WORK REQUIRED: Scan the records and identify every line in which the string "Partidos" occurs, then return those lines.

--

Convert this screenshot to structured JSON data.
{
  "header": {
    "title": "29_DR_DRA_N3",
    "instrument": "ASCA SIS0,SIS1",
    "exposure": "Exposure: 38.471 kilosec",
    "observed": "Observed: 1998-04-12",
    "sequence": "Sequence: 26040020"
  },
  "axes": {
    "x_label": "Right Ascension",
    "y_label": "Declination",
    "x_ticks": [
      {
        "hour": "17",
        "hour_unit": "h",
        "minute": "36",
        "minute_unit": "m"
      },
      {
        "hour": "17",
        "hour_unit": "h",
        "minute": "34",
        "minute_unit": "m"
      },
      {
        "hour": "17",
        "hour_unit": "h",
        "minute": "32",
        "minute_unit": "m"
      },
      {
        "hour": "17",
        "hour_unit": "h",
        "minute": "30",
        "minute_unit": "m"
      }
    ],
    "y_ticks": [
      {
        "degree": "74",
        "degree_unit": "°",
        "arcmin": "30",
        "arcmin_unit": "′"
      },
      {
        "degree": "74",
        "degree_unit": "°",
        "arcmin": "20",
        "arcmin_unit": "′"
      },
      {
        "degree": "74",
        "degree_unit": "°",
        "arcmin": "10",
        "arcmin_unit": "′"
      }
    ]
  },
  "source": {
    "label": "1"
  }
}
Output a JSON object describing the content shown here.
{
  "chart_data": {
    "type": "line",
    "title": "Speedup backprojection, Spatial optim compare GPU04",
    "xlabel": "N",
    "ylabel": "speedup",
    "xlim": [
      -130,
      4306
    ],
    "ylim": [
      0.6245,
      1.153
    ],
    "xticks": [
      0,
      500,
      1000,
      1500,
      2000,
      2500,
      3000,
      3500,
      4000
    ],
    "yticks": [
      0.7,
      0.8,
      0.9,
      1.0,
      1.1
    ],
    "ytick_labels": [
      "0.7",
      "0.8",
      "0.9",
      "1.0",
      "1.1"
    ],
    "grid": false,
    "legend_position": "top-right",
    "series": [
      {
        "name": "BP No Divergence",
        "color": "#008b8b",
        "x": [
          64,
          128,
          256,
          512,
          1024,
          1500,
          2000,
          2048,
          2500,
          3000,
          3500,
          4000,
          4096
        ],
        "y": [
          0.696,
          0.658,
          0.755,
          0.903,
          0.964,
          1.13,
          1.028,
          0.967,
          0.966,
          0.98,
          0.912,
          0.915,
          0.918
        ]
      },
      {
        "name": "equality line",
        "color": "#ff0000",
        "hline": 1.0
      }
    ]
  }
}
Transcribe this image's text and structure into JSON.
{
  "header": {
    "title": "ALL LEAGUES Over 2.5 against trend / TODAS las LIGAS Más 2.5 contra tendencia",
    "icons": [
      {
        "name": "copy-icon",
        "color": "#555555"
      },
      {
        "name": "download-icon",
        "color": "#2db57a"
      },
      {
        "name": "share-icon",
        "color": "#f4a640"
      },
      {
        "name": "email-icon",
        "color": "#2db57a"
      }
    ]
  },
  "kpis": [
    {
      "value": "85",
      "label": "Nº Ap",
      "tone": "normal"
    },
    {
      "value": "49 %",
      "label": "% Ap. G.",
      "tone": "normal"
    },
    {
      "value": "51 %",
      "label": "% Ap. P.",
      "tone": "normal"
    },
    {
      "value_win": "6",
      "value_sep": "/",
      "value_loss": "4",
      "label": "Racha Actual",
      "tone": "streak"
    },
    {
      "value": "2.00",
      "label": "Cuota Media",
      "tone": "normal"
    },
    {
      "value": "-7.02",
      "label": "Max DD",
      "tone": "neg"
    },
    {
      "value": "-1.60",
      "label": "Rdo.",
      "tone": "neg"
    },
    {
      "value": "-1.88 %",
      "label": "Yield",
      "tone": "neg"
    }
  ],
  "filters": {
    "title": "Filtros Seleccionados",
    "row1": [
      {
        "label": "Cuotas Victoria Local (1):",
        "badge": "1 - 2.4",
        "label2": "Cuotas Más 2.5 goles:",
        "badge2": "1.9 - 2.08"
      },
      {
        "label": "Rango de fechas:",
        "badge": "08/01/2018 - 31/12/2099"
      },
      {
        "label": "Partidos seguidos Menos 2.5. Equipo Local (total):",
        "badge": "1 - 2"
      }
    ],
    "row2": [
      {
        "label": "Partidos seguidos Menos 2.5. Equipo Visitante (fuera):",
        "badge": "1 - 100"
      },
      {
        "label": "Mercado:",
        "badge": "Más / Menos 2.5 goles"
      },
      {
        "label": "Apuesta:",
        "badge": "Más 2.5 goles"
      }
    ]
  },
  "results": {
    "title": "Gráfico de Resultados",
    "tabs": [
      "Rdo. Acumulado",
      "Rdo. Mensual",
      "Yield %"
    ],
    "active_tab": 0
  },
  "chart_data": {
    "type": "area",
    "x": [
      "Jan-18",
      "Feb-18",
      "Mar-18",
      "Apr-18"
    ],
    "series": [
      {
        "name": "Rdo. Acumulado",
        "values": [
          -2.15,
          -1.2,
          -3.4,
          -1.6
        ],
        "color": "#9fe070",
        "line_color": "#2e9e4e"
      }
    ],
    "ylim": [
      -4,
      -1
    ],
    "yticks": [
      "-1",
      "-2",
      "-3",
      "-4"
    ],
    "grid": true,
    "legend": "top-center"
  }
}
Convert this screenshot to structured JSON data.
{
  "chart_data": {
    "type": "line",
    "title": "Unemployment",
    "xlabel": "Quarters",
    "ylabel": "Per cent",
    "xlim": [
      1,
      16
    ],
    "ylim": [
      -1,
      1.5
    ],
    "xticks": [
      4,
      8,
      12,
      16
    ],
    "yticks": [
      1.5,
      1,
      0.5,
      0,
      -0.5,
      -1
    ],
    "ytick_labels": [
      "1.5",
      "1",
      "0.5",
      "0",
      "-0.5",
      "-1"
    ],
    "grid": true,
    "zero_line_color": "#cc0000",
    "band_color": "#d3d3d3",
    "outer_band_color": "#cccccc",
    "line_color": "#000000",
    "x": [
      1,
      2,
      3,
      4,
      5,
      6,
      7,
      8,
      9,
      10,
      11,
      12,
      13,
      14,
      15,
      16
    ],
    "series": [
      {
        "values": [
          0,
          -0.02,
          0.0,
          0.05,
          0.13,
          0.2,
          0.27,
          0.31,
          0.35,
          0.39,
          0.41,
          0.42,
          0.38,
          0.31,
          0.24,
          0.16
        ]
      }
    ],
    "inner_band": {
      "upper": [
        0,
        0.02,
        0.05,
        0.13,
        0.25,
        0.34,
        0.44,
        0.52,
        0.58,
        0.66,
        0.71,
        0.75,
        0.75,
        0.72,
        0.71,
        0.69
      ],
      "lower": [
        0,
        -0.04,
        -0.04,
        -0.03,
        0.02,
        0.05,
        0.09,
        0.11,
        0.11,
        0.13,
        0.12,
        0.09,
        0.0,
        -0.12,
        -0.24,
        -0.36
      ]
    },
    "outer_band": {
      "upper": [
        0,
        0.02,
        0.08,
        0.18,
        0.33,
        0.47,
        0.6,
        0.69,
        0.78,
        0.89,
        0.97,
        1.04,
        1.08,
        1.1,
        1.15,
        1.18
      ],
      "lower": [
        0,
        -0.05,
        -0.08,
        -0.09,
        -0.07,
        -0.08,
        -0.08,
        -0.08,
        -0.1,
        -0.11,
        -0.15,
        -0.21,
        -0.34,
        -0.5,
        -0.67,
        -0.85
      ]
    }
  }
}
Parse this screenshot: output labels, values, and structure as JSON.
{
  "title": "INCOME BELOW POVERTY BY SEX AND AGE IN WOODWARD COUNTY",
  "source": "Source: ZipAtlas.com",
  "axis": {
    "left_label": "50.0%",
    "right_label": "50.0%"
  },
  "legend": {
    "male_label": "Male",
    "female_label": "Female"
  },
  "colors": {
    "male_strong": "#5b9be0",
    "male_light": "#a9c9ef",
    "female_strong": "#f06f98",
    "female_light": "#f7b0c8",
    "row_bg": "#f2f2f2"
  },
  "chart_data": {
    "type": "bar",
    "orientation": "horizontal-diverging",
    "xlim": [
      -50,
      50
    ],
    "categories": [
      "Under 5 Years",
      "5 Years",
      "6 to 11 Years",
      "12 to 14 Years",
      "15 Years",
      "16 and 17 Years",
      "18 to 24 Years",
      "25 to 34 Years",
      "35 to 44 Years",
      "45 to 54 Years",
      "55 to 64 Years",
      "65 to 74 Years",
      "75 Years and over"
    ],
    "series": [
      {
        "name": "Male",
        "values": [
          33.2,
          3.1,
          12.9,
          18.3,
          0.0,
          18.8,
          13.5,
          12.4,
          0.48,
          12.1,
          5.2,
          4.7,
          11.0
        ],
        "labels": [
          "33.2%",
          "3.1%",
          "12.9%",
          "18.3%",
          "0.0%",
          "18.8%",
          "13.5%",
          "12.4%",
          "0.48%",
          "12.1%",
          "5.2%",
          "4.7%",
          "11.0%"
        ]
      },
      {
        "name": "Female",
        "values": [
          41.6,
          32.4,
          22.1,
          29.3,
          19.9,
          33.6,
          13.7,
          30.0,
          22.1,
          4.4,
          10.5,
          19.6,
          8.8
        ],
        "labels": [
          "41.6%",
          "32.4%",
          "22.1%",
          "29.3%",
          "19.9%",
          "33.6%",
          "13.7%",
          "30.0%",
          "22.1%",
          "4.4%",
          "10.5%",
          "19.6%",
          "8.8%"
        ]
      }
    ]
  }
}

--

RESPONSE TO THE TASK:
        "label": "Partidos seguidos Menos 2.5. Equipo Local (total):",
        "label": "Partidos seguidos Menos 2.5. Equipo Visitante (fuera):",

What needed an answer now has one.